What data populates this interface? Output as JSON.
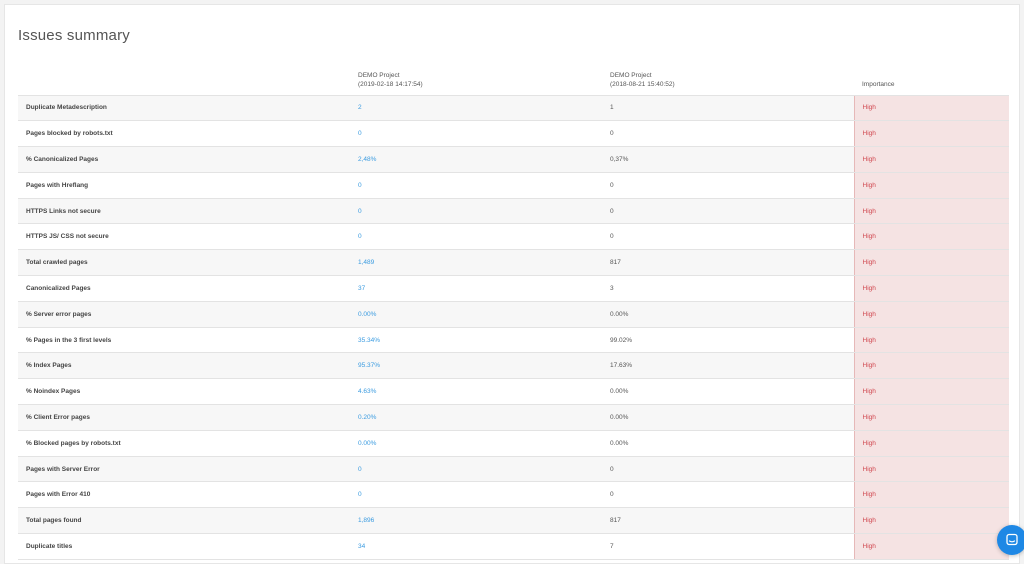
{
  "page": {
    "title": "Issues summary"
  },
  "columns": {
    "a_name": "DEMO Project",
    "a_date": "(2019-02-18 14:17:54)",
    "b_name": "DEMO Project",
    "b_date": "(2018-08-21 15:40:52)",
    "importance": "Importance"
  },
  "rows": [
    {
      "label": "Duplicate Metadescription",
      "a": "2",
      "b": "1",
      "importance": "High"
    },
    {
      "label": "Pages blocked by robots.txt",
      "a": "0",
      "b": "0",
      "importance": "High"
    },
    {
      "label": "% Canonicalized Pages",
      "a": "2,48%",
      "b": "0,37%",
      "importance": "High"
    },
    {
      "label": "Pages with Hreflang",
      "a": "0",
      "b": "0",
      "importance": "High"
    },
    {
      "label": "HTTPS Links not secure",
      "a": "0",
      "b": "0",
      "importance": "High"
    },
    {
      "label": "HTTPS JS/ CSS not secure",
      "a": "0",
      "b": "0",
      "importance": "High"
    },
    {
      "label": "Total crawled pages",
      "a": "1,489",
      "b": "817",
      "importance": "High"
    },
    {
      "label": "Canonicalized Pages",
      "a": "37",
      "b": "3",
      "importance": "High"
    },
    {
      "label": "% Server error pages",
      "a": "0.00%",
      "b": "0.00%",
      "importance": "High"
    },
    {
      "label": "% Pages in the 3 first levels",
      "a": "35.34%",
      "b": "99.02%",
      "importance": "High"
    },
    {
      "label": "% Index Pages",
      "a": "95.37%",
      "b": "17.63%",
      "importance": "High"
    },
    {
      "label": "% Noindex Pages",
      "a": "4.63%",
      "b": "0.00%",
      "importance": "High"
    },
    {
      "label": "% Client Error pages",
      "a": "0.20%",
      "b": "0.00%",
      "importance": "High"
    },
    {
      "label": "% Blocked pages by robots.txt",
      "a": "0.00%",
      "b": "0.00%",
      "importance": "High"
    },
    {
      "label": "Pages with Server Error",
      "a": "0",
      "b": "0",
      "importance": "High"
    },
    {
      "label": "Pages with Error 410",
      "a": "0",
      "b": "0",
      "importance": "High"
    },
    {
      "label": "Total pages found",
      "a": "1,896",
      "b": "817",
      "importance": "High"
    },
    {
      "label": "Duplicate titles",
      "a": "34",
      "b": "7",
      "importance": "High"
    }
  ],
  "colors": {
    "link": "#3a9be0",
    "importance_bg": "#f5e3e3",
    "importance_text": "#d0474f",
    "chat_button": "#1e88e5"
  },
  "icons": {
    "chat": "chat-bubble-icon"
  }
}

(Directions for this task) Look over the listing above. Pick out and copy every line that includes "HTTPS".

(Finished answer)
      "label": "HTTPS Links not secure",
      "label": "HTTPS JS/ CSS not secure",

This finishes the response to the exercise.